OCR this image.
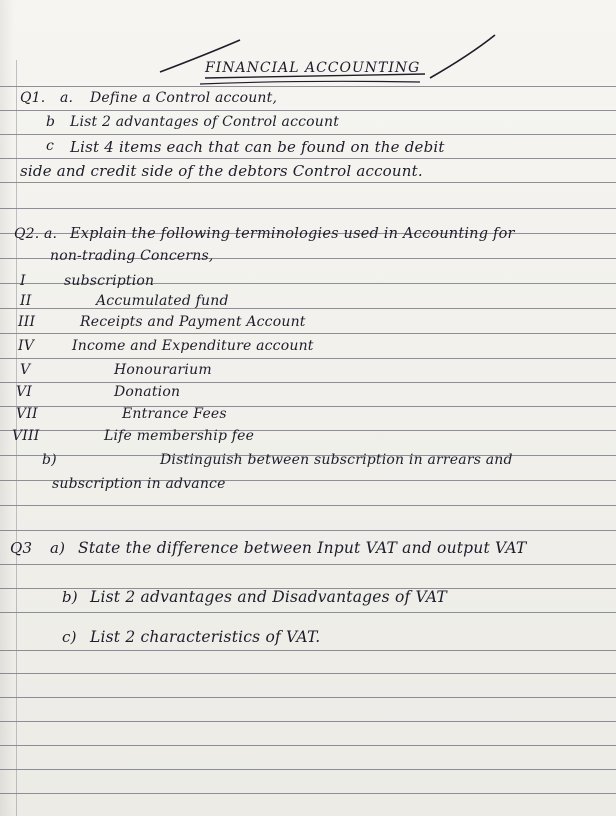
FINANCIAL ACCOUNTING
Q1. a. Define a Control account,
b List 2 advantages of Control account
c List 4 items each that can be found on the debit
side and credit side of the debtors Control account.
Q2. a. Explain the following terminologies used in Accounting for
non-trading Concerns,
I	subscription
II	Accumulated fund
III	Receipts and Payment Account
IV	Income and Expenditure account
V	Honourarium
VI	Donation
VII	Entrance Fees
VIII	Life membership fee
b)	Distinguish between subscription in arrears and
subscription in advance
Q3 a) State the difference between Input VAT and output VAT
b) List 2 advantages and Disadvantages of VAT
c) List 2 characteristics of VAT.
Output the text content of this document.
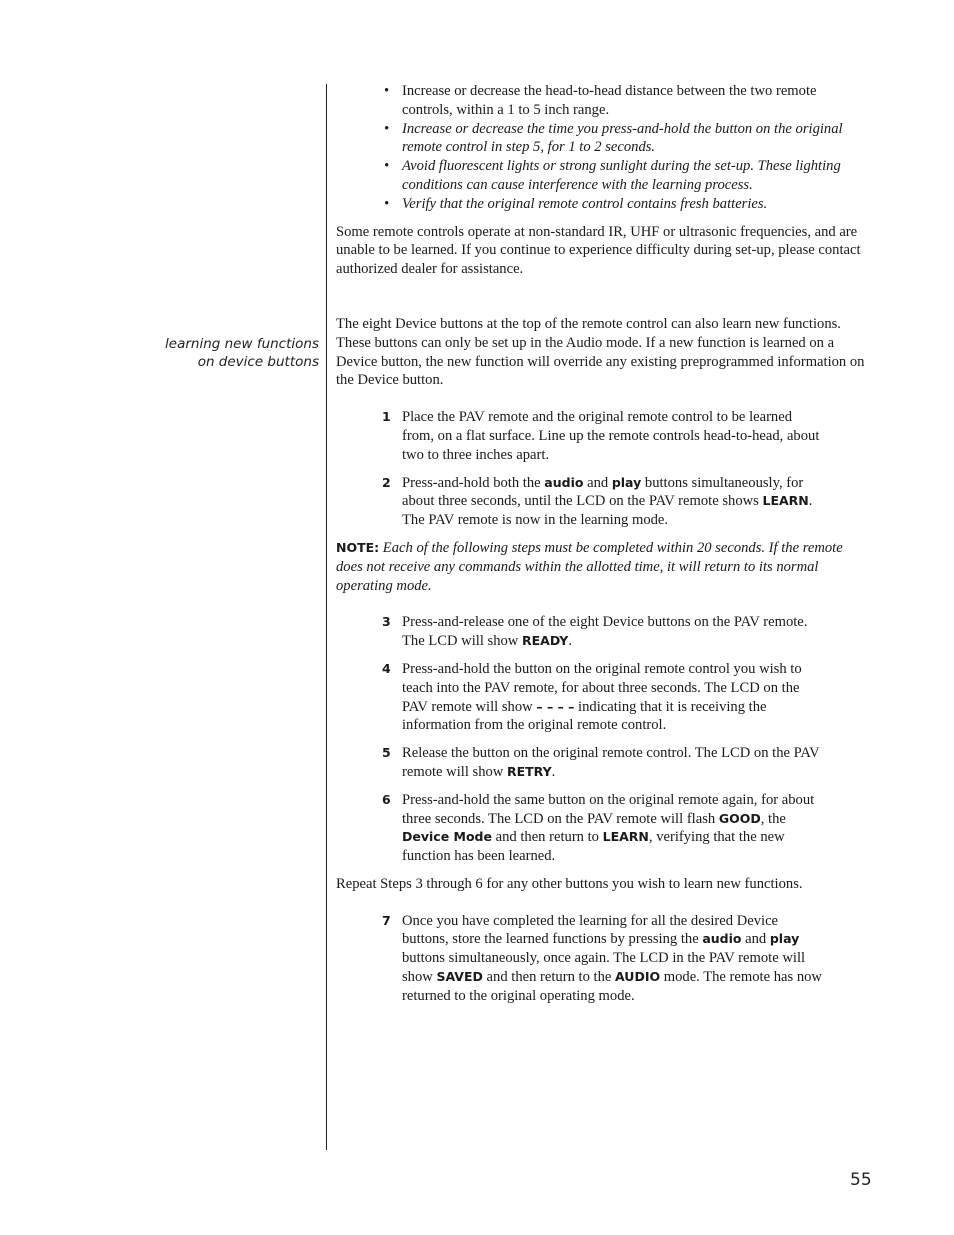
learning new functions
on device buttons
• Increase or decrease the head-to-head distance between the two remote controls, within a 1 to 5 inch range.
• Increase or decrease the time you press-and-hold the button on the original remote control in step 5, for 1 to 2 seconds.
• Avoid fluorescent lights or strong sunlight during the set-up. These lighting conditions can cause interference with the learning process.
• Verify that the original remote control contains fresh batteries.

Some remote controls operate at non-standard IR, UHF or ultrasonic frequencies, and are unable to be learned. If you continue to experience difficulty during set-up, please contact authorized dealer for assistance.

The eight Device buttons at the top of the remote control can also learn new functions. These buttons can only be set up in the Audio mode. If a new function is learned on a Device button, the new function will override any existing preprogrammed information on the Device button.

1 Place the PAV remote and the original remote control to be learned from, on a flat surface. Line up the remote controls head-to-head, about two to three inches apart.
2 Press-and-hold both the audio and play buttons simultaneously, for about three seconds, until the LCD on the PAV remote shows LEARN. The PAV remote is now in the learning mode.

NOTE: Each of the following steps must be completed within 20 seconds. If the remote does not receive any commands within the allotted time, it will return to its normal operating mode.

3 Press-and-release one of the eight Device buttons on the PAV remote. The LCD will show READY.
4 Press-and-hold the button on the original remote control you wish to teach into the PAV remote, for about three seconds. The LCD on the PAV remote will show – – – – indicating that it is receiving the information from the original remote control.
5 Release the button on the original remote control. The LCD on the PAV remote will show RETRY.
6 Press-and-hold the same button on the original remote again, for about three seconds. The LCD on the PAV remote will flash GOOD, the Device Mode and then return to LEARN, verifying that the new function has been learned.

Repeat Steps 3 through 6 for any other buttons you wish to learn new functions.

7 Once you have completed the learning for all the desired Device buttons, store the learned functions by pressing the audio and play buttons simultaneously, once again. The LCD in the PAV remote will show SAVED and then return to the AUDIO mode. The remote has now returned to the original operating mode.
55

----

* [INSTRUCTIONS TO FOLLOW]: Extract the text of all the records above verbatim, excluding pictures.

* [SOLUTION FOR THIS PROBLEM]:
OCR this image.
FINANCIAL ACCOUNTING
Q1. a. Define a Control account,
b List 2 advantages of Control account
c List 4 items each that can be found on the debit
side and credit side of the debtors Control account.
Q2. a. Explain the following terminologies used in Accounting for
non-trading Concerns,
I	subscription
II	Accumulated fund
III	Receipts and Payment Account
IV	Income and Expenditure account
V	Honourarium
VI	Donation
VII	Entrance Fees
VIII	Life membership fee
b)	Distinguish between subscription in arrears and
subscription in advance
Q3 a) State the difference between Input VAT and output VAT
b) List 2 advantages and Disadvantages of VAT
c) List 2 characteristics of VAT.
Output the text content of this document.
learning new functions
on device buttons
• Increase or decrease the head-to-head distance between the two remote controls, within a 1 to 5 inch range.
• Increase or decrease the time you press-and-hold the button on the original remote control in step 5, for 1 to 2 seconds.
• Avoid fluorescent lights or strong sunlight during the set-up. These lighting conditions can cause interference with the learning process.
• Verify that the original remote control contains fresh batteries.

Some remote controls operate at non-standard IR, UHF or ultrasonic frequencies, and are unable to be learned. If you continue to experience difficulty during set-up, please contact authorized dealer for assistance.

The eight Device buttons at the top of the remote control can also learn new functions. These buttons can only be set up in the Audio mode. If a new function is learned on a Device button, the new function will override any existing preprogrammed information on the Device button.

1 Place the PAV remote and the original remote control to be learned from, on a flat surface. Line up the remote controls head-to-head, about two to three inches apart.
2 Press-and-hold both the audio and play buttons simultaneously, for about three seconds, until the LCD on the PAV remote shows LEARN. The PAV remote is now in the learning mode.

NOTE: Each of the following steps must be completed within 20 seconds. If the remote does not receive any commands within the allotted time, it will return to its normal operating mode.

3 Press-and-release one of the eight Device buttons on the PAV remote. The LCD will show READY.
4 Press-and-hold the button on the original remote control you wish to teach into the PAV remote, for about three seconds. The LCD on the PAV remote will show – – – – indicating that it is receiving the information from the original remote control.
5 Release the button on the original remote control. The LCD on the PAV remote will show RETRY.
6 Press-and-hold the same button on the original remote again, for about three seconds. The LCD on the PAV remote will flash GOOD, the Device Mode and then return to LEARN, verifying that the new function has been learned.

Repeat Steps 3 through 6 for any other buttons you wish to learn new functions.

7 Once you have completed the learning for all the desired Device buttons, store the learned functions by pressing the audio and play buttons simultaneously, once again. The LCD in the PAV remote will show SAVED and then return to the AUDIO mode. The remote has now returned to the original operating mode.
55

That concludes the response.